- **WHAT TO WORK ON**
All entries are to be quoted exactly; the images stay out of the copy.

>> Begin DATA SUPPLIED

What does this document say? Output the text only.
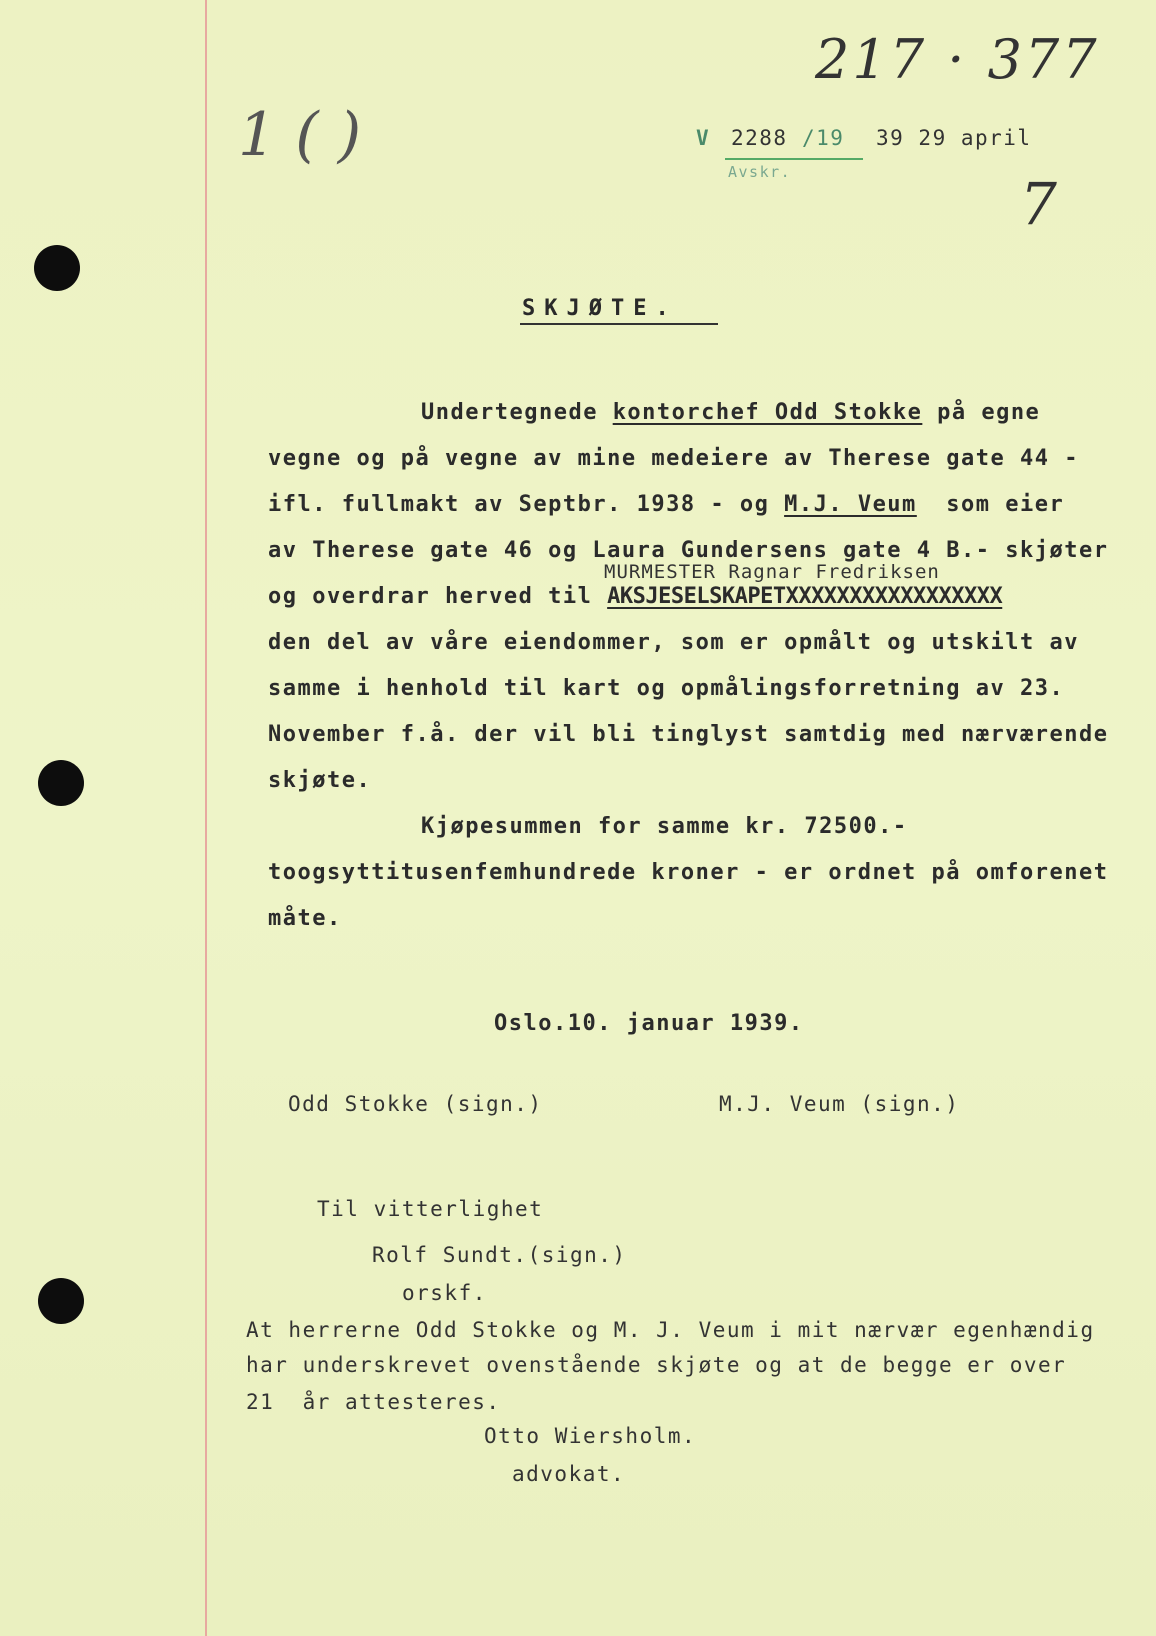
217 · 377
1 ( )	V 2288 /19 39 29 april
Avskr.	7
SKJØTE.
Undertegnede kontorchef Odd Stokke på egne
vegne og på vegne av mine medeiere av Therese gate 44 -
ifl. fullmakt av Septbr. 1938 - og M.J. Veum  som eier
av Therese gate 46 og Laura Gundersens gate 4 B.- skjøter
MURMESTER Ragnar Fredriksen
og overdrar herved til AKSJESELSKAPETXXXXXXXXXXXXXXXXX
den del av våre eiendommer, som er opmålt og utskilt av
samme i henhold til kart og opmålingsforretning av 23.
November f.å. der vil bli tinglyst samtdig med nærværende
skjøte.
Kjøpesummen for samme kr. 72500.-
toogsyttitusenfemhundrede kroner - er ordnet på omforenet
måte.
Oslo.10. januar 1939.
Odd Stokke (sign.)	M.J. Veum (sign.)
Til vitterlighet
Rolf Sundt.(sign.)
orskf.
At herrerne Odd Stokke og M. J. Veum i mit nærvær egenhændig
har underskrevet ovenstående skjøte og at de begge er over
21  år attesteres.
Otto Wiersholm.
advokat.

>> End DATA SUPPLIED

- **OUTPUT**
What does this document say? Output the text only.
217 · 377
1 ( )	V 2288 /19 39 29 april
Avskr.	7
SKJØTE.
Undertegnede kontorchef Odd Stokke på egne
vegne og på vegne av mine medeiere av Therese gate 44 -
ifl. fullmakt av Septbr. 1938 - og M.J. Veum  som eier
av Therese gate 46 og Laura Gundersens gate 4 B.- skjøter
MURMESTER Ragnar Fredriksen
og overdrar herved til AKSJESELSKAPETXXXXXXXXXXXXXXXXX
den del av våre eiendommer, som er opmålt og utskilt av
samme i henhold til kart og opmålingsforretning av 23.
November f.å. der vil bli tinglyst samtdig med nærværende
skjøte.
Kjøpesummen for samme kr. 72500.-
toogsyttitusenfemhundrede kroner - er ordnet på omforenet
måte.
Oslo.10. januar 1939.
Odd Stokke (sign.)	M.J. Veum (sign.)
Til vitterlighet
Rolf Sundt.(sign.)
orskf.
At herrerne Odd Stokke og M. J. Veum i mit nærvær egenhændig
har underskrevet ovenstående skjøte og at de begge er over
21  år attesteres.
Otto Wiersholm.
advokat.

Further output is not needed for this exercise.